- [Given request]:
Repeat each line word for word.

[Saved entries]

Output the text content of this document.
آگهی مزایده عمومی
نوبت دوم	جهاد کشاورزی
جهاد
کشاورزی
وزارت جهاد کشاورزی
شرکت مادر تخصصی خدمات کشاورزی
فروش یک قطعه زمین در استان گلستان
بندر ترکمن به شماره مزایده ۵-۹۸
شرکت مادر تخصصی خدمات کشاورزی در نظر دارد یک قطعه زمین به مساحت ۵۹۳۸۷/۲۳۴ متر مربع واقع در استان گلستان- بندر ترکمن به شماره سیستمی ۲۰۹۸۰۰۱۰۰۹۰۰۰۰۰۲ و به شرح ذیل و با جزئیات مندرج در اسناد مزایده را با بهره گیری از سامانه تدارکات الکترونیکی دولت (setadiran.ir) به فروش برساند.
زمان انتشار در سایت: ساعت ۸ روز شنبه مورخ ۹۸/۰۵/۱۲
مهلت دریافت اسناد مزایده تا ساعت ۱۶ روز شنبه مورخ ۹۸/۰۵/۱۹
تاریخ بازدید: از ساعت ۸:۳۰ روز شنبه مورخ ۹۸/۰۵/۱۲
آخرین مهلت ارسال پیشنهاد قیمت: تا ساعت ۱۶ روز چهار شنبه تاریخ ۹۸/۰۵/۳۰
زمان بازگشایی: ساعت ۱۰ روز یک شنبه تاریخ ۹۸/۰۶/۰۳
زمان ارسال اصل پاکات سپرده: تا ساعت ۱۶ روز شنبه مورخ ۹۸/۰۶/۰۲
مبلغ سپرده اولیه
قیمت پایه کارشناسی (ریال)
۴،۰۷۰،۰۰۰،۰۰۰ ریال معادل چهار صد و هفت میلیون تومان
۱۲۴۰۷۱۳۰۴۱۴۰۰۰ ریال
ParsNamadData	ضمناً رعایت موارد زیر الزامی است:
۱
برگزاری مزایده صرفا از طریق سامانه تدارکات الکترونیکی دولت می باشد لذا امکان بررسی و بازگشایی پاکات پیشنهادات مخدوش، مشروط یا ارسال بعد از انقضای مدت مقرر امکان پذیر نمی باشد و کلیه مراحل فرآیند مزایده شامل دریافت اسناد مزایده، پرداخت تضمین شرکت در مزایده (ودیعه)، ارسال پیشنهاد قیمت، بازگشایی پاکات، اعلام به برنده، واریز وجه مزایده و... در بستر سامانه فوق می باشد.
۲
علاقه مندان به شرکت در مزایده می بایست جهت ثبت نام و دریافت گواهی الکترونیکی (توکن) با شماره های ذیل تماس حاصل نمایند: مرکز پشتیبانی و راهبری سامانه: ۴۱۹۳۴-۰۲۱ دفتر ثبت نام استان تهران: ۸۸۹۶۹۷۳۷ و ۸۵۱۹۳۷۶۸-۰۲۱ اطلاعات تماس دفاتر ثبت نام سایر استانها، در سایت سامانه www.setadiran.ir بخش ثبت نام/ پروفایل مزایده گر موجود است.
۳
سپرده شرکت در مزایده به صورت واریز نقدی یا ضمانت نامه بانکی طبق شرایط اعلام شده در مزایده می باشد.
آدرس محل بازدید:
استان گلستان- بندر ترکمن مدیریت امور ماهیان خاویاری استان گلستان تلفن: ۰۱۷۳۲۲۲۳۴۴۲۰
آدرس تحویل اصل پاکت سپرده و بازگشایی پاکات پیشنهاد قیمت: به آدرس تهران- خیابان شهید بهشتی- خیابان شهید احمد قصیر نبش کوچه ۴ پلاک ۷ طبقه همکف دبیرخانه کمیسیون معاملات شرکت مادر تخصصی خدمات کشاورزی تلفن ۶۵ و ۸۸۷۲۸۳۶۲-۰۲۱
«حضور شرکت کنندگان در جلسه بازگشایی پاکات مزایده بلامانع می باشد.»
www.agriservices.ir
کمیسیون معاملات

- [Result of the exercise]:
Output the text content of this document.
آگهی مزایده عمومی
نوبت دوم	جهاد کشاورزی
جهاد
کشاورزی
وزارت جهاد کشاورزی
شرکت مادر تخصصی خدمات کشاورزی
فروش یک قطعه زمین در استان گلستان
بندر ترکمن به شماره مزایده ۵-۹۸
شرکت مادر تخصصی خدمات کشاورزی در نظر دارد یک قطعه زمین به مساحت ۵۹۳۸۷/۲۳۴ متر مربع واقع در استان گلستان- بندر ترکمن به شماره سیستمی ۲۰۹۸۰۰۱۰۰۹۰۰۰۰۰۲ و به شرح ذیل و با جزئیات مندرج در اسناد مزایده را با بهره گیری از سامانه تدارکات الکترونیکی دولت (setadiran.ir) به فروش برساند.
زمان انتشار در سایت: ساعت ۸ روز شنبه مورخ ۹۸/۰۵/۱۲
مهلت دریافت اسناد مزایده تا ساعت ۱۶ روز شنبه مورخ ۹۸/۰۵/۱۹
تاریخ بازدید: از ساعت ۸:۳۰ روز شنبه مورخ ۹۸/۰۵/۱۲
آخرین مهلت ارسال پیشنهاد قیمت: تا ساعت ۱۶ روز چهار شنبه تاریخ ۹۸/۰۵/۳۰
زمان بازگشایی: ساعت ۱۰ روز یک شنبه تاریخ ۹۸/۰۶/۰۳
زمان ارسال اصل پاکات سپرده: تا ساعت ۱۶ روز شنبه مورخ ۹۸/۰۶/۰۲
مبلغ سپرده اولیه
قیمت پایه کارشناسی (ریال)
۴،۰۷۰،۰۰۰،۰۰۰ ریال معادل چهار صد و هفت میلیون تومان
۱۲۴۰۷۱۳۰۴۱۴۰۰۰ ریال
ParsNamadData	ضمناً رعایت موارد زیر الزامی است:
۱
برگزاری مزایده صرفا از طریق سامانه تدارکات الکترونیکی دولت می باشد لذا امکان بررسی و بازگشایی پاکات پیشنهادات مخدوش، مشروط یا ارسال بعد از انقضای مدت مقرر امکان پذیر نمی باشد و کلیه مراحل فرآیند مزایده شامل دریافت اسناد مزایده، پرداخت تضمین شرکت در مزایده (ودیعه)، ارسال پیشنهاد قیمت، بازگشایی پاکات، اعلام به برنده، واریز وجه مزایده و... در بستر سامانه فوق می باشد.
۲
علاقه مندان به شرکت در مزایده می بایست جهت ثبت نام و دریافت گواهی الکترونیکی (توکن) با شماره های ذیل تماس حاصل نمایند: مرکز پشتیبانی و راهبری سامانه: ۴۱۹۳۴-۰۲۱ دفتر ثبت نام استان تهران: ۸۸۹۶۹۷۳۷ و ۸۵۱۹۳۷۶۸-۰۲۱ اطلاعات تماس دفاتر ثبت نام سایر استانها، در سایت سامانه www.setadiran.ir بخش ثبت نام/ پروفایل مزایده گر موجود است.
۳
سپرده شرکت در مزایده به صورت واریز نقدی یا ضمانت نامه بانکی طبق شرایط اعلام شده در مزایده می باشد.
آدرس محل بازدید:
استان گلستان- بندر ترکمن مدیریت امور ماهیان خاویاری استان گلستان تلفن: ۰۱۷۳۲۲۲۳۴۴۲۰
آدرس تحویل اصل پاکت سپرده و بازگشایی پاکات پیشنهاد قیمت: به آدرس تهران- خیابان شهید بهشتی- خیابان شهید احمد قصیر نبش کوچه ۴ پلاک ۷ طبقه همکف دبیرخانه کمیسیون معاملات شرکت مادر تخصصی خدمات کشاورزی تلفن ۶۵ و ۸۸۷۲۸۳۶۲-۰۲۱
«حضور شرکت کنندگان در جلسه بازگشایی پاکات مزایده بلامانع می باشد.»
www.agriservices.ir
کمیسیون معاملات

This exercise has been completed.